### EXERCISE INSTRUCTIONS
Render these lines as a Markdown table with the columns "Row" and "Line," skipping any blank lines. Leave the pictures out.
── DATA ROWS
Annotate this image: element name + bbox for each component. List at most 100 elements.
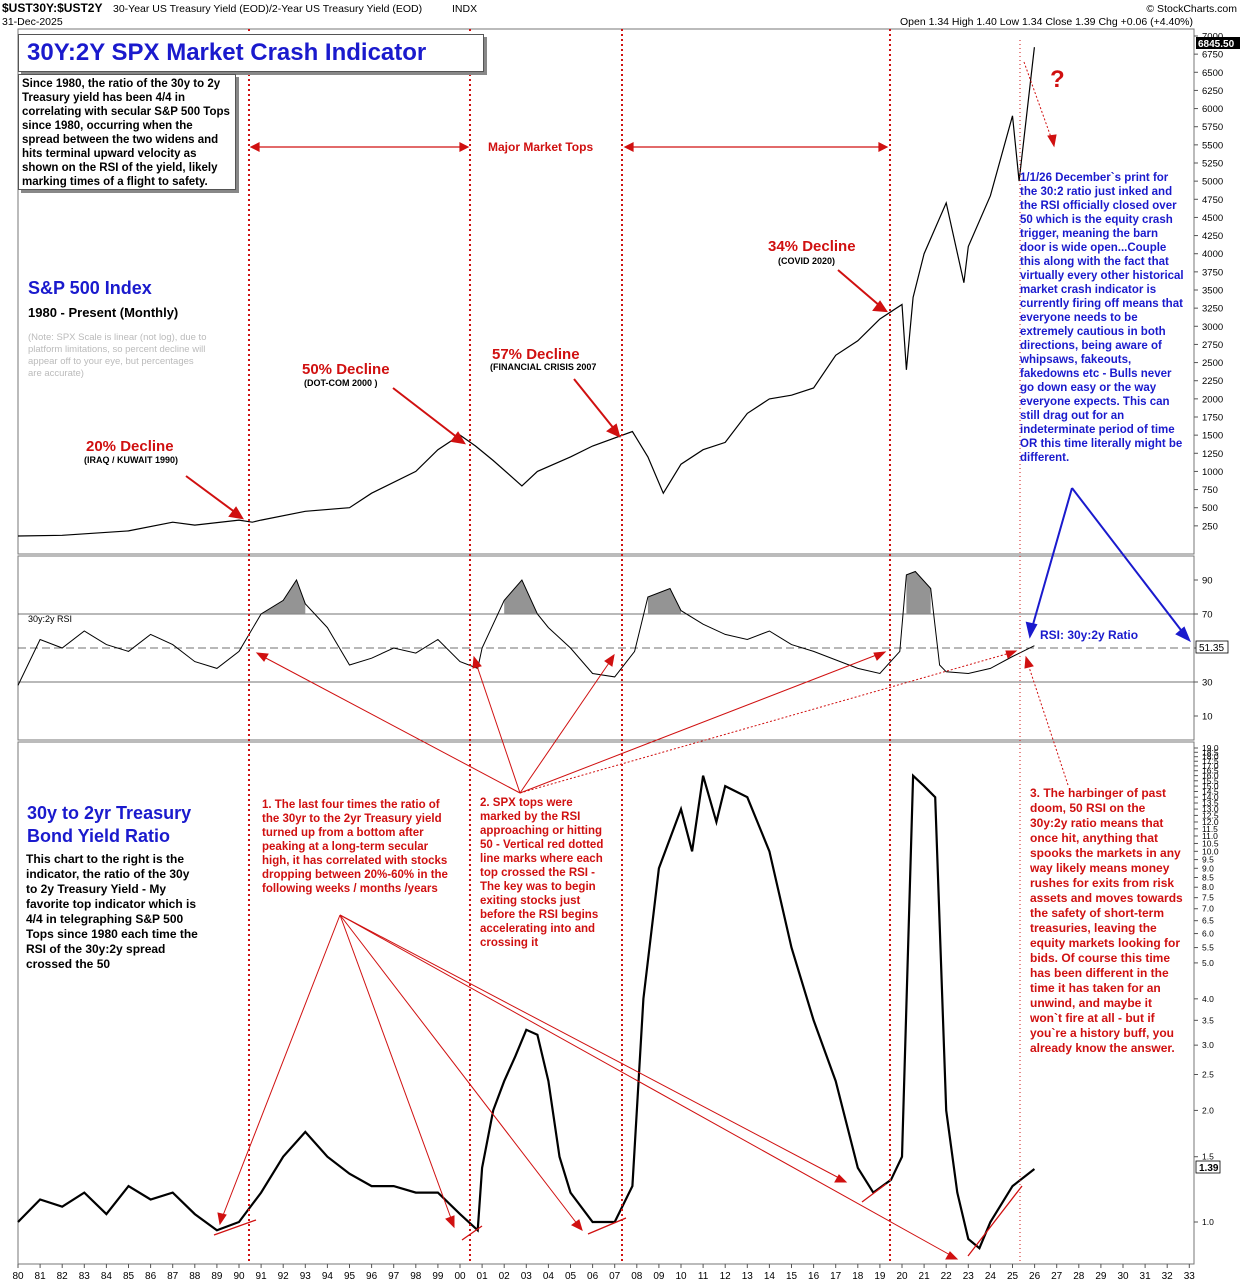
x-tick-label: 07 — [609, 1271, 621, 1282]
ratio-tick-label: 6.5 — [1202, 916, 1214, 926]
ratio-desc: This chart to the right is the indicator… — [26, 852, 198, 971]
ratio-tick-label: 15.0 — [1202, 781, 1219, 791]
decline-1990-sub: (IRAQ / KUWAIT 1990) — [84, 455, 179, 465]
decline-arrows — [185, 269, 888, 520]
spx-tick-label: 6750 — [1202, 50, 1223, 61]
spx-tick-label: 500 — [1202, 503, 1218, 514]
ratio-tick-label: 4.0 — [1202, 994, 1214, 1004]
decline-2000-sub: (DOT-COM 2000 ) — [304, 378, 378, 388]
x-tick-label: 27 — [1051, 1271, 1063, 1282]
ratio-tick-label: 11.0 — [1202, 831, 1218, 841]
header-exchange: INDX — [452, 3, 477, 15]
ratio-title-2: Bond Yield Ratio — [27, 826, 171, 846]
ratio-y-axis: 1.01.52.02.53.03.54.05.05.56.06.57.07.58… — [1194, 743, 1219, 1227]
rsi-callout-arrows — [1025, 487, 1191, 643]
x-tick-label: 11 — [698, 1271, 709, 1282]
header-ohlc: Open 1.34 High 1.40 Low 1.34 Close 1.39 … — [900, 16, 1193, 28]
spx-y-axis: 250 500 750 1000 1250 1500 1750 2000 2250 2500 275… — [1194, 32, 1223, 532]
spx-tick-label: 4500 — [1202, 213, 1223, 224]
x-tick-label: 14 — [764, 1271, 776, 1282]
x-tick-label: 31 — [1140, 1271, 1152, 1282]
x-tick-label: 96 — [366, 1271, 378, 1282]
x-tick-label: 99 — [432, 1271, 444, 1282]
decline-2000-label: 50% Decline — [302, 361, 390, 378]
x-tick-label: 09 — [653, 1271, 665, 1282]
x-tick-label: 97 — [388, 1271, 400, 1282]
ratio-tick-label: 13.0 — [1202, 804, 1219, 814]
rsi-tick-label: 90 — [1202, 576, 1213, 587]
rsi-tick-label: 10 — [1202, 712, 1213, 723]
spx-tick-label: 2250 — [1202, 376, 1223, 387]
x-tick-label: 33 — [1184, 1271, 1196, 1282]
decline-2007-sub: (FINANCIAL CRISIS 2007 — [490, 362, 597, 372]
rsi-overbought-area — [261, 580, 306, 614]
rsi-overbought-area — [504, 580, 538, 614]
x-tick-label: 98 — [410, 1271, 422, 1282]
x-tick-label: 84 — [101, 1271, 113, 1282]
ratio-tick-label: 2.0 — [1202, 1105, 1214, 1115]
x-tick-label: 29 — [1095, 1271, 1107, 1282]
x-tick-label: 18 — [852, 1271, 864, 1282]
ratio-tick-label: 2.5 — [1202, 1069, 1214, 1079]
x-tick-label: 02 — [499, 1271, 511, 1282]
note3: 3. The harbinger of past doom, 50 RSI on… — [1030, 786, 1183, 1055]
spx-series-line — [17, 47, 1035, 537]
header-symbol: $UST30Y:$UST2Y — [2, 1, 102, 15]
note1: 1. The last four times the ratio of the … — [262, 799, 448, 895]
x-tick-label: 24 — [985, 1271, 997, 1282]
question-arrow — [1023, 61, 1057, 148]
rsi-tick-label: 70 — [1202, 610, 1213, 621]
x-tick-label: 05 — [565, 1271, 577, 1282]
top-marker-lines — [248, 29, 891, 1264]
ratio-tick-label: 15.5 — [1202, 776, 1219, 786]
spx-period: 1980 - Present (Monthly) — [28, 305, 179, 320]
spx-tick-label: 4250 — [1202, 231, 1223, 242]
header-date: 31-Dec-2025 — [2, 16, 63, 28]
ratio-tick-label: 17.0 — [1202, 761, 1219, 771]
x-tick-label: 83 — [79, 1271, 91, 1282]
ratio-tick-label: 14.0 — [1202, 792, 1219, 802]
spx-tick-label: 5500 — [1202, 140, 1223, 151]
note3-arrow — [1024, 655, 1069, 786]
x-tick-label: 88 — [189, 1271, 201, 1282]
question-mark: ? — [1050, 66, 1065, 93]
spx-tick-label: 5250 — [1202, 159, 1223, 170]
x-tick-label: 28 — [1073, 1271, 1085, 1282]
spx-tick-label: 4000 — [1202, 249, 1223, 260]
ratio-tick-label: 7.5 — [1202, 893, 1214, 903]
rsi-series-line — [17, 570, 1035, 686]
decline-2020-sub: (COVID 2020) — [778, 256, 836, 266]
chart-title-box: 30Y:2Y SPX Market Crash Indicator — [18, 34, 484, 72]
spx-tick-label: 3000 — [1202, 322, 1223, 333]
bottom-trend-lines — [213, 1183, 1023, 1257]
x-tick-label: 19 — [874, 1271, 886, 1282]
ratio-tick-label: 12.5 — [1202, 810, 1219, 820]
decline-1990-label: 20% Decline — [86, 438, 174, 455]
note2-arrows — [255, 650, 1018, 794]
x-tick-label: 80 — [12, 1271, 24, 1282]
rsi-overbought-fills — [261, 571, 931, 614]
ratio-tick-label: 12.0 — [1202, 817, 1219, 827]
ratio-tick-label: 3.0 — [1202, 1040, 1214, 1050]
x-tick-label: 04 — [543, 1271, 555, 1282]
x-tick-label: 00 — [454, 1271, 466, 1282]
x-tick-label: 10 — [675, 1271, 687, 1282]
x-tick-label: 85 — [123, 1271, 135, 1282]
spx-panel-frame — [17, 28, 1195, 555]
chart-title: 30Y:2Y SPX Market Crash Indicator — [27, 39, 427, 66]
x-tick-label: 15 — [786, 1271, 798, 1282]
rsi-overbought-area — [906, 571, 931, 614]
spx-tick-label: 5000 — [1202, 177, 1223, 188]
spx-tick-label: 1250 — [1202, 449, 1223, 460]
ratio-tick-label: 3.5 — [1202, 1015, 1214, 1025]
x-tick-label: 20 — [896, 1271, 908, 1282]
x-tick-label: 89 — [211, 1271, 223, 1282]
spx-tick-label: 1750 — [1202, 413, 1223, 424]
x-tick-label: 17 — [830, 1271, 842, 1282]
spx-note: (Note: SPX Scale is linear (not log), du… — [28, 332, 207, 379]
rsi-last-value: 51.35 — [1199, 643, 1224, 654]
x-tick-label: 82 — [57, 1271, 69, 1282]
header-credit: © StockCharts.com — [1146, 3, 1237, 15]
ratio-tick-label: 10.5 — [1202, 838, 1219, 848]
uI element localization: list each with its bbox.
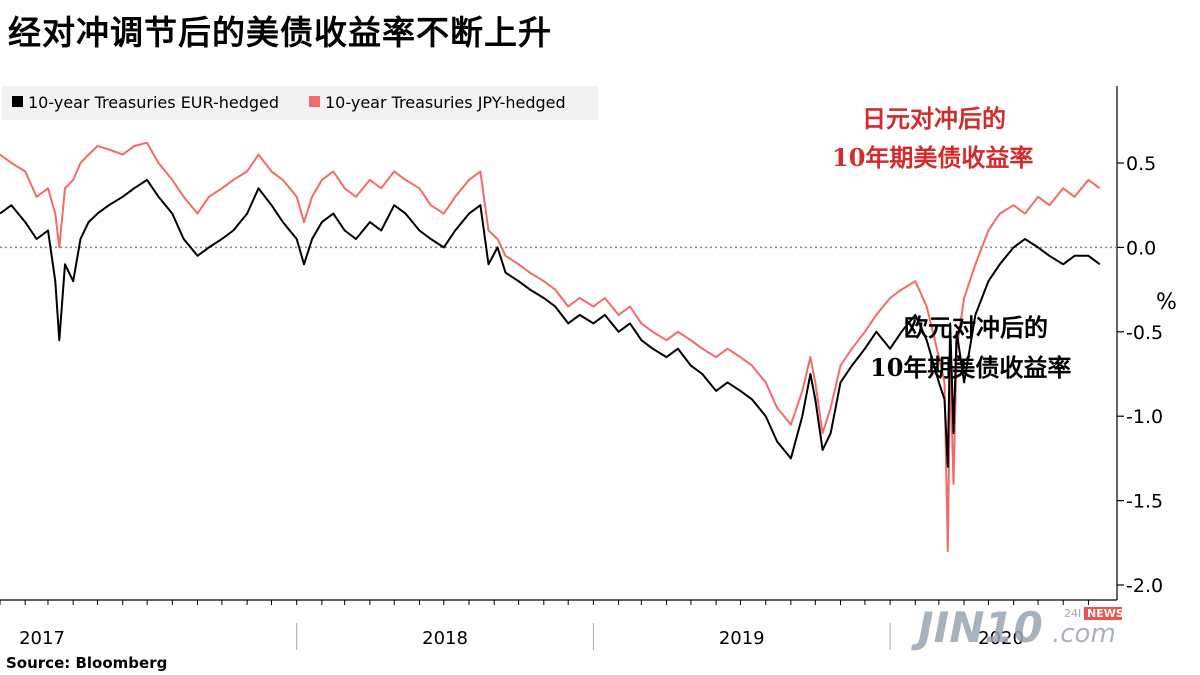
────
### SOLUTION TO THE PROBLEM
| Row | Line |
|---|---|
| 1 | Annotate this image: element name + bbox for each component. List at most 100 elements. |
| 2 | x-tick-label: 07 — [609, 1271, 621, 1282] |
| 3 | ratio-tick-label: 6.5 — [1202, 916, 1214, 926] |
| 4 | ratio-desc: This chart to the right is the indicator… — [26, 852, 198, 971] |
| 5 | ratio-tick-label: 15.0 — [1202, 781, 1219, 791] |
| 6 | decline-1990-sub: (IRAQ / KUWAIT 1990) — [84, 455, 179, 465] |
| 7 | decline-arrows — [185, 269, 888, 520] |
| 8 | spx-tick-label: 6750 — [1202, 50, 1223, 61] |
| 9 | spx-tick-label: 500 — [1202, 503, 1218, 514] |
| 10 | ratio-tick-label: 4.0 — [1202, 994, 1214, 1004] |
| 11 | decline-2000-sub: (DOT-COM 2000 ) — [304, 378, 378, 388] |
| 12 | x-tick-label: 27 — [1051, 1271, 1063, 1282] |
| 13 | ratio-tick-label: 11.0 — [1202, 831, 1218, 841] |
| 14 | header-exchange: INDX — [452, 3, 477, 15] |
| 15 | ratio-title-2: Bond Yield Ratio — [27, 826, 171, 846] |
| 16 | ratio-y-axis: 1.01.52.02.53.03.54.05.05.56.06.57.07.58… — [1194, 743, 1219, 1227] |
| 17 | rsi-callout-arrows — [1025, 487, 1191, 643] |
| 18 | x-tick-label: 11 — [698, 1271, 709, 1282] |
| 19 | header-ohlc: Open 1.34 High 1.40 Low 1.34 Close 1.39 … — [900, 16, 1193, 28] |
| 20 | spx-y-axis: 250 500 750 1000 1250 1500 1750 2000 2250 2500 275… — [1194, 32, 1223, 532] |
| 21 | spx-tick-label: 4500 — [1202, 213, 1223, 224] |
| 22 | x-tick-label: 14 — [764, 1271, 776, 1282] |
| 23 | x-tick-label: 31 — [1140, 1271, 1152, 1282] |
| 24 | x-tick-label: 96 — [366, 1271, 378, 1282] |
| 25 | x-tick-label: 99 — [432, 1271, 444, 1282] |
| 26 | decline-2000-label: 50% Decline — [302, 361, 390, 378] |
| 27 | x-tick-label: 09 — [653, 1271, 665, 1282] |
| 28 | x-tick-label: 97 — [388, 1271, 400, 1282] |
| 29 | ratio-tick-label: 13.0 — [1202, 804, 1219, 814] |
| 30 | rsi-tick-label: 90 — [1202, 576, 1213, 587] |
| 31 | rsi-tick-label: 10 — [1202, 712, 1213, 723] |
| 32 | spx-tick-label: 2250 — [1202, 376, 1223, 387] |
| 33 | x-tick-label: 33 — [1184, 1271, 1196, 1282] |
| 34 | decline-2007-sub: (FINANCIAL CRISIS 2007 — [490, 362, 597, 372] |
| 35 | rsi-overbought-area — [261, 580, 306, 614] |
| 36 | rsi-overbought-area — [504, 580, 538, 614] |
| 37 | x-tick-label: 98 — [410, 1271, 422, 1282] |
| 38 | x-tick-label: 84 — [101, 1271, 113, 1282] |
| 39 | ratio-tick-label: 2.0 — [1202, 1105, 1214, 1115] |
| 40 | x-tick-label: 29 — [1095, 1271, 1107, 1282] |
| 41 | x-tick-label: 18 — [852, 1271, 864, 1282] |
| 42 | ratio-tick-label: 2.5 — [1202, 1069, 1214, 1079] |
| 43 | x-tick-label: 02 — [499, 1271, 511, 1282] |
| 44 | note3: 3. The harbinger of past doom, 50 RSI on… — [1030, 786, 1183, 1055] |
| 45 | spx-series-line — [17, 47, 1035, 537] |
| 46 | header-symbol: $UST30Y:$UST2Y — [2, 1, 102, 15] |
| 47 | note1: 1. The last four times the ratio of the … — [262, 799, 448, 895] |
| 48 | x-tick-label: 24 — [985, 1271, 997, 1282] |
| 49 | question-arrow — [1023, 61, 1057, 148] |
| 50 | rsi-tick-label: 70 — [1202, 610, 1213, 621] |
| 51 | x-tick-label: 05 — [565, 1271, 577, 1282] |
| 52 | top-marker-lines — [248, 29, 891, 1264] |
| 53 | ratio-tick-label: 15.5 — [1202, 776, 1219, 786] |
| 54 | spx-period: 1980 - Present (Monthly) — [28, 305, 179, 320] |
| 55 | spx-tick-label: 4250 — [1202, 231, 1223, 242] |
| 56 | header-date: 31-Dec-2025 — [2, 16, 63, 28] |
| 57 | ratio-tick-label: 17.0 — [1202, 761, 1219, 771] |
| 58 | x-tick-label: 83 — [79, 1271, 91, 1282] |
| 59 | ratio-tick-label: 14.0 — [1202, 792, 1219, 802] |
| 60 | spx-tick-label: 5500 — [1202, 140, 1223, 151] |
| 61 | note3-arrow — [1024, 655, 1069, 786] |
| 62 | x-tick-label: 88 — [189, 1271, 201, 1282] |
| 63 | question-mark: ? — [1050, 66, 1065, 93] |
| 64 | spx-tick-label: 5250 — [1202, 159, 1223, 170] |
| 65 | x-tick-label: 28 — [1073, 1271, 1085, 1282] |
| 66 | spx-tick-label: 4000 — [1202, 249, 1223, 260] |
| 67 | ratio-tick-label: 7.5 — [1202, 893, 1214, 903] |
| 68 | rsi-series-line — [17, 570, 1035, 686] |
| 69 | decline-2020-sub: (COVID 2020) — [778, 256, 836, 266] |
| 70 | chart-title-box: 30Y:2Y SPX Market Crash Indicator — [18, 34, 484, 72] |
| 71 | spx-tick-label: 3000 — [1202, 322, 1223, 333] |
| 72 | bottom-trend-lines — [213, 1183, 1023, 1257] |
| 73 | x-tick-label: 19 — [874, 1271, 886, 1282] |
| 74 | ratio-tick-label: 12.5 — [1202, 810, 1219, 820] |
| 75 | decline-1990-label: 20% Decline — [86, 438, 174, 455] |
| 76 | note2-arrows — [255, 650, 1018, 794] |
| 77 | x-tick-label: 80 — [12, 1271, 24, 1282] |
| 78 | rsi-overbought-fills — [261, 571, 931, 614] |
| 79 | ratio-tick-label: 12.0 — [1202, 817, 1219, 827] |
| 80 | ratio-tick-label: 3.0 — [1202, 1040, 1214, 1050] |
| 81 | x-tick-label: 04 — [543, 1271, 555, 1282] |
| 82 | x-tick-label: 00 — [454, 1271, 466, 1282] |
| 83 | x-tick-label: 10 — [675, 1271, 687, 1282] |
| 84 | x-tick-label: 85 — [123, 1271, 135, 1282] |
| 85 | spx-panel-frame — [17, 28, 1195, 555] |
| 86 | chart-title: 30Y:2Y SPX Market Crash Indicator — [27, 39, 427, 66] |
| 87 | x-tick-label: 15 — [786, 1271, 798, 1282] |
| 88 | rsi-overbought-area — [906, 571, 931, 614] |
| 89 | spx-tick-label: 5000 — [1202, 177, 1223, 188] |
| 90 | spx-tick-label: 1250 — [1202, 449, 1223, 460] |
| 91 | ratio-tick-label: 3.5 — [1202, 1015, 1214, 1025] |
| 92 | x-tick-label: 20 — [896, 1271, 908, 1282] |
| 93 | x-tick-label: 89 — [211, 1271, 223, 1282] |
| 94 | spx-tick-label: 1750 — [1202, 413, 1223, 424] |
| 95 | x-tick-label: 17 — [830, 1271, 842, 1282] |
| 96 | spx-note: (Note: SPX Scale is linear (not log), du… — [28, 332, 207, 379] |
| 97 | rsi-last-value: 51.35 — [1199, 643, 1224, 654] |
| 98 | x-tick-label: 82 — [57, 1271, 69, 1282] |
| 99 | header-credit: © StockCharts.com — [1146, 3, 1237, 15] |
| 100 | ratio-tick-label: 10.5 — [1202, 838, 1219, 848] |
| 101 | uI element localization: list each with its bbox. |